- OBJECTIVE -
Review the material line by line. Identify and copy every line that contains the string "Dinosaurs".

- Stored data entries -

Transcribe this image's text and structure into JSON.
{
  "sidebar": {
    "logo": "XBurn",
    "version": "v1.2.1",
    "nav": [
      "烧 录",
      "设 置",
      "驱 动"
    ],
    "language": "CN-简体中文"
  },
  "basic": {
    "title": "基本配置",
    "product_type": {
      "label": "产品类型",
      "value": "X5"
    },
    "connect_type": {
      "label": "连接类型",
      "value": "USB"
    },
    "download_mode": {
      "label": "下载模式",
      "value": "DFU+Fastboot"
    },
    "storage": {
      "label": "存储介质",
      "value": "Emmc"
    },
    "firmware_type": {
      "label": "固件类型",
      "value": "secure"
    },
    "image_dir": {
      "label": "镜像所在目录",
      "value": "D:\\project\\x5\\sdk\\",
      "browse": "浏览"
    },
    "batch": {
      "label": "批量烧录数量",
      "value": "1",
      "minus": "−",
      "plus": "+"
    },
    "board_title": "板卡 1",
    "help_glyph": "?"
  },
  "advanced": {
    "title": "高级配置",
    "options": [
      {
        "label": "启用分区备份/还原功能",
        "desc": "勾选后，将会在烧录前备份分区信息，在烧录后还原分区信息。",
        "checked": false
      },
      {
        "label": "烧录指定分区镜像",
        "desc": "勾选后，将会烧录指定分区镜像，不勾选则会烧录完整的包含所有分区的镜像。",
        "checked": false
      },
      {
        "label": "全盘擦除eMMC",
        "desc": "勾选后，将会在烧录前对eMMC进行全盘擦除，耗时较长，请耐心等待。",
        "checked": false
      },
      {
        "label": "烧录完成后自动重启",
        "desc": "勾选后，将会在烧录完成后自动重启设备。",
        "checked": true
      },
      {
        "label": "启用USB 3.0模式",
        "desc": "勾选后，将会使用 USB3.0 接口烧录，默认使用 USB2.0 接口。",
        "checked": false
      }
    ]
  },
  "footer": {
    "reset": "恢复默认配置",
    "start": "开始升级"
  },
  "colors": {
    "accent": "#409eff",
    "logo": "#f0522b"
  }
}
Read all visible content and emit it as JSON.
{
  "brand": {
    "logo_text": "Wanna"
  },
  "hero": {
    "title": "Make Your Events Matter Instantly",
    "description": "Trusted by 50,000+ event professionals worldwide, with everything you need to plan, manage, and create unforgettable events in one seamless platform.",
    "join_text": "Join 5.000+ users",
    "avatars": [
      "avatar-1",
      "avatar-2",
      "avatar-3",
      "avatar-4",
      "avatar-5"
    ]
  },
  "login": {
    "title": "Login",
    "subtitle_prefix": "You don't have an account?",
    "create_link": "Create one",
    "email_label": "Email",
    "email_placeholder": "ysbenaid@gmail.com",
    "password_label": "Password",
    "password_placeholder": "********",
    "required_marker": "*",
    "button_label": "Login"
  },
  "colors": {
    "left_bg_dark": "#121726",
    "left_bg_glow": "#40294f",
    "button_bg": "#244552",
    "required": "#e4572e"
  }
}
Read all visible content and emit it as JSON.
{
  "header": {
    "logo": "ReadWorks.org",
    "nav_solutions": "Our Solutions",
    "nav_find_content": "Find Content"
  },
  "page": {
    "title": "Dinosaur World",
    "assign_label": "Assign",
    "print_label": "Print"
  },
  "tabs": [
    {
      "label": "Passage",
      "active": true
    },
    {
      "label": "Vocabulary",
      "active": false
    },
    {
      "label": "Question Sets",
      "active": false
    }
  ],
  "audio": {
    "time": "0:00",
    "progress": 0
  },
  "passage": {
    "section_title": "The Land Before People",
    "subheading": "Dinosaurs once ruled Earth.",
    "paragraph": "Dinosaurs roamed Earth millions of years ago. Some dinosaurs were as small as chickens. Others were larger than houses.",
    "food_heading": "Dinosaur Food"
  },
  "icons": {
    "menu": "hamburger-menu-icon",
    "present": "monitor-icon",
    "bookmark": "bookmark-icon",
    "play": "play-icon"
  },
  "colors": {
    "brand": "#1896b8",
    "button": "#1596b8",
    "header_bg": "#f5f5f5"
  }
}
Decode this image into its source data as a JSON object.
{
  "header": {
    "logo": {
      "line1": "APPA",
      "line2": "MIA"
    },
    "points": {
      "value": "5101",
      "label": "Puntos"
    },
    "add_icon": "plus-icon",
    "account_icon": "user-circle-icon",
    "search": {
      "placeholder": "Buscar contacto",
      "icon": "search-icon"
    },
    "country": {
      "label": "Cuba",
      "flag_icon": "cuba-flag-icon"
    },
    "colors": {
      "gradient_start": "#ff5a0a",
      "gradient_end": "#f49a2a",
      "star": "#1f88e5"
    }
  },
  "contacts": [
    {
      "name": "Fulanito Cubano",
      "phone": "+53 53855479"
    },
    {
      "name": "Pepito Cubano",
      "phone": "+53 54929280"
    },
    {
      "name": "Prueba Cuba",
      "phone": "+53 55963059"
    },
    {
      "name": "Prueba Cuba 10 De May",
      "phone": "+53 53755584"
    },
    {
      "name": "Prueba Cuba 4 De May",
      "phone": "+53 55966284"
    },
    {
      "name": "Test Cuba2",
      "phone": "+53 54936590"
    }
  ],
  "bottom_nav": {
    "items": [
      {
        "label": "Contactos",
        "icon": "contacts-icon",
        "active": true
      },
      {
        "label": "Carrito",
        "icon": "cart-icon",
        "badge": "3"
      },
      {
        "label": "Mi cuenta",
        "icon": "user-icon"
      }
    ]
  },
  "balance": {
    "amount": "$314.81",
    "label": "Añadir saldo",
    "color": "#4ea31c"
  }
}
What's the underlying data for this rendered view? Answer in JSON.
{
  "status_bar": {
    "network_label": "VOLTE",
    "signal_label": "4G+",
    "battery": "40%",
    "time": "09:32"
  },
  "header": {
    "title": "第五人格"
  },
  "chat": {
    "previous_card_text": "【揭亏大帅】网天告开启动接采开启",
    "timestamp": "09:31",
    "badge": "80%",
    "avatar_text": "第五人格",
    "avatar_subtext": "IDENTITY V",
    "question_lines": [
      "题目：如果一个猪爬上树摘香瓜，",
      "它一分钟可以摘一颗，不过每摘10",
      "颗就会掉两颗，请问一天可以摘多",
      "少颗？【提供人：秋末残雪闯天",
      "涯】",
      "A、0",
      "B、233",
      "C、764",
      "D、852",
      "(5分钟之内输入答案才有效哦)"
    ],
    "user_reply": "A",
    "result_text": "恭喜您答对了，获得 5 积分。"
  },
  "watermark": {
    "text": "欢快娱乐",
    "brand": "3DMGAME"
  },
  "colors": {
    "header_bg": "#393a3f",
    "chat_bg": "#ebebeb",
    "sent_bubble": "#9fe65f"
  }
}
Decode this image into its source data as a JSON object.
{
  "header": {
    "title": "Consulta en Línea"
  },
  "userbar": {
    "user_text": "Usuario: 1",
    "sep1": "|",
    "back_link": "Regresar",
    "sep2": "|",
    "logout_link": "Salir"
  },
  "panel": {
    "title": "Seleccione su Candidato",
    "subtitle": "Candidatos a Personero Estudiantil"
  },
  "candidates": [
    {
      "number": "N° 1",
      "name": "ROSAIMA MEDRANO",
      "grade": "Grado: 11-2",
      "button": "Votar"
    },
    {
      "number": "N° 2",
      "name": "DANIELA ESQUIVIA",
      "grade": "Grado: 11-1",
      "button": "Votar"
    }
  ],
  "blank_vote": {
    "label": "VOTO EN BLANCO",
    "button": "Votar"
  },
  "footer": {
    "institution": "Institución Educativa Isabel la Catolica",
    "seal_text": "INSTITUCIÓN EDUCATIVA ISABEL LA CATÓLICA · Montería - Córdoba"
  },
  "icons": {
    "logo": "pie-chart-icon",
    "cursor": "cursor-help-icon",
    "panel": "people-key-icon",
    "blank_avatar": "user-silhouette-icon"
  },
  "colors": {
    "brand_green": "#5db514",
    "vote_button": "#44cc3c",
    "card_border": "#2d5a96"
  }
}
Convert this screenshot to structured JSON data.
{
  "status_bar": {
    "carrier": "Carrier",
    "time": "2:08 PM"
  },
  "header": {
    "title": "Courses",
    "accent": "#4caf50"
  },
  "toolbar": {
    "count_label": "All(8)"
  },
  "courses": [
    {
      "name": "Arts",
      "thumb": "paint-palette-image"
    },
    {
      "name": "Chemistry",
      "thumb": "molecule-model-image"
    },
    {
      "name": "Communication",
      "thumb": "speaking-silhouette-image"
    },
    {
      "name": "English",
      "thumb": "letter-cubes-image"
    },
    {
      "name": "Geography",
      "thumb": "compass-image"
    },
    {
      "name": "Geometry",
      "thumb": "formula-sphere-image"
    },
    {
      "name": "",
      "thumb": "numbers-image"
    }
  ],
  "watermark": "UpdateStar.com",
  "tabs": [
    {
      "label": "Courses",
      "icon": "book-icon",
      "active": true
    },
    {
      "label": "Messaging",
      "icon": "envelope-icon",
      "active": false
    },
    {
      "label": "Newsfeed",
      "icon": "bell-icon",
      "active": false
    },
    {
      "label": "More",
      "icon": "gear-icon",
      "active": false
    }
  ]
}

- EXERCISE RESPONSE -
    "subheading": "Dinosaurs once ruled Earth.",
    "paragraph": "Dinosaurs roamed Earth millions of years ago. Some dinosaurs were as small as chickens. Others were larger than houses.",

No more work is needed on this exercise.